(Exercise objective):
Scan the data below for the string "start". Show every line where it turns up.

----

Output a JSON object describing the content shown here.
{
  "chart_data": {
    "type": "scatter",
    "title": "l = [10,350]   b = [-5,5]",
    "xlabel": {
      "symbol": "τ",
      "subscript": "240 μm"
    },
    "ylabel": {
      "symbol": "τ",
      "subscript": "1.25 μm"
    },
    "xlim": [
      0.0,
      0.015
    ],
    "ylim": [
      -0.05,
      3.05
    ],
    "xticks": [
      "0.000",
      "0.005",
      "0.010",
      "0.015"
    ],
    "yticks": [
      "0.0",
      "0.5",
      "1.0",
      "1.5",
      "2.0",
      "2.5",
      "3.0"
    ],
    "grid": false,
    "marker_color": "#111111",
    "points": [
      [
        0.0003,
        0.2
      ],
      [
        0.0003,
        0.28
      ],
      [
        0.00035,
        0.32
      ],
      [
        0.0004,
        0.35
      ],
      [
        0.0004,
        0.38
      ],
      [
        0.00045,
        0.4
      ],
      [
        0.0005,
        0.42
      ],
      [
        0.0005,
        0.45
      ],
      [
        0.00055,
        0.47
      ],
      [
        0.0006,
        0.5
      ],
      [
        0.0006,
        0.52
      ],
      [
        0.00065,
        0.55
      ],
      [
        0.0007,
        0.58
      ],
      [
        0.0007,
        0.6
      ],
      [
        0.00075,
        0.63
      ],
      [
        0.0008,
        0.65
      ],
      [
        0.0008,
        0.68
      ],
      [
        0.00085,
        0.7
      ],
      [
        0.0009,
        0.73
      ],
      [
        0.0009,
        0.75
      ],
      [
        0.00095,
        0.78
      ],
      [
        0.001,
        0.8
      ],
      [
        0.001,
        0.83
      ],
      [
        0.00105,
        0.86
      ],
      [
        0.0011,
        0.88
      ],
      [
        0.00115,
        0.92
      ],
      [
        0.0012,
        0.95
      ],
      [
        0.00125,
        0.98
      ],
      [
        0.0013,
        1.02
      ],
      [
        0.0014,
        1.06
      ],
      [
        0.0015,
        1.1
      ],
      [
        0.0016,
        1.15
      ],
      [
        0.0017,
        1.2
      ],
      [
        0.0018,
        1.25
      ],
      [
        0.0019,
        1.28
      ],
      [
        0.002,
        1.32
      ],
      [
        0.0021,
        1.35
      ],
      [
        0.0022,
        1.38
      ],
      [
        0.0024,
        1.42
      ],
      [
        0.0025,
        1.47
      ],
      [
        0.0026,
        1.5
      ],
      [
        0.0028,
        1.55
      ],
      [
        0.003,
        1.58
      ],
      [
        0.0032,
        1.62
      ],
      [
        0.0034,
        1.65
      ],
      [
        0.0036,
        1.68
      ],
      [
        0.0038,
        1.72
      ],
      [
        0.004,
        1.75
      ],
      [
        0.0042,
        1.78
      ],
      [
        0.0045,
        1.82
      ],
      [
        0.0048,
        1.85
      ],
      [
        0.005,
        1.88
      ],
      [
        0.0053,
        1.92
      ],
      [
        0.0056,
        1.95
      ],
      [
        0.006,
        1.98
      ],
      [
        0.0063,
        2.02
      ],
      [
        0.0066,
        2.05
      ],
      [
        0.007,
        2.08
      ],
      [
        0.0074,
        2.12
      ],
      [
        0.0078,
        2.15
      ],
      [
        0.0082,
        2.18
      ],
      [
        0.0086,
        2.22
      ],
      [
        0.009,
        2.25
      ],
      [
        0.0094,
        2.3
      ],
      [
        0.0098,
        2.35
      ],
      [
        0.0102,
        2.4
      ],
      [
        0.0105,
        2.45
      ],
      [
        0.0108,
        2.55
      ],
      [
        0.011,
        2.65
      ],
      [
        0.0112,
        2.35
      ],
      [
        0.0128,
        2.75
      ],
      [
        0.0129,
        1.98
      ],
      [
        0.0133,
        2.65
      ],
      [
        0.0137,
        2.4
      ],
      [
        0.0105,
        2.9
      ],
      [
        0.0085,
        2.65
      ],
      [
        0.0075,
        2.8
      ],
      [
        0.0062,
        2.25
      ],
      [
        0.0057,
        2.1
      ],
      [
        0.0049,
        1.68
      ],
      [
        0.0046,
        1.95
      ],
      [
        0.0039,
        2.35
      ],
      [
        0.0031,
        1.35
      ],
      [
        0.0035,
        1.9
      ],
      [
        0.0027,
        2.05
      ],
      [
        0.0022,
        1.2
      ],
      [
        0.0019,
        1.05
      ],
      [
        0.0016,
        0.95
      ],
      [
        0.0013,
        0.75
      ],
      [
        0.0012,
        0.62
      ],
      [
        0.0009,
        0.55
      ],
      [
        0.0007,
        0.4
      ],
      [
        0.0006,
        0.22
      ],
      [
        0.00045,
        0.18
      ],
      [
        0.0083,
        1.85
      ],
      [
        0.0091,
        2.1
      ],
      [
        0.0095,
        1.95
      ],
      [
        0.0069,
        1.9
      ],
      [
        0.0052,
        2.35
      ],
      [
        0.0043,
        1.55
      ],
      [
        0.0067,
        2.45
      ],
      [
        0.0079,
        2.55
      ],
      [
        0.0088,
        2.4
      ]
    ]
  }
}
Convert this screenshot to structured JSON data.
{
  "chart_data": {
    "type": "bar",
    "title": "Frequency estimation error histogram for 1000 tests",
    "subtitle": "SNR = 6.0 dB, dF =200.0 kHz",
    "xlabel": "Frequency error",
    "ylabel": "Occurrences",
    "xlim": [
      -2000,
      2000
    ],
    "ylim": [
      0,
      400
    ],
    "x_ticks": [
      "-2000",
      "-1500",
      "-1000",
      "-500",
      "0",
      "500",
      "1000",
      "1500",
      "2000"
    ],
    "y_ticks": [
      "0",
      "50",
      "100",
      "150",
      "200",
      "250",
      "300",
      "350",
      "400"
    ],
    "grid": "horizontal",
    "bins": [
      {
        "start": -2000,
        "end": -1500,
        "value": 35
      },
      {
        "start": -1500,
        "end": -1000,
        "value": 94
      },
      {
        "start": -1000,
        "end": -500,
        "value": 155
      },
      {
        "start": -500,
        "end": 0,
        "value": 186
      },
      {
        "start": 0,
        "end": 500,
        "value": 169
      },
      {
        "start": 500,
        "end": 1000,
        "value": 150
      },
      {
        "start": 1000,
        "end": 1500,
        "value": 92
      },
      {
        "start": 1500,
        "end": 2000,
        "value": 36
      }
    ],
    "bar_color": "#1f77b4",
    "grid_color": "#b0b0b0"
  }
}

----

(Completed exercise):
        "start": -2000,
        "start": -1500,
        "start": -1000,
        "start": -500,
        "start": 0,
        "start": 500,
        "start": 1000,
        "start": 1500,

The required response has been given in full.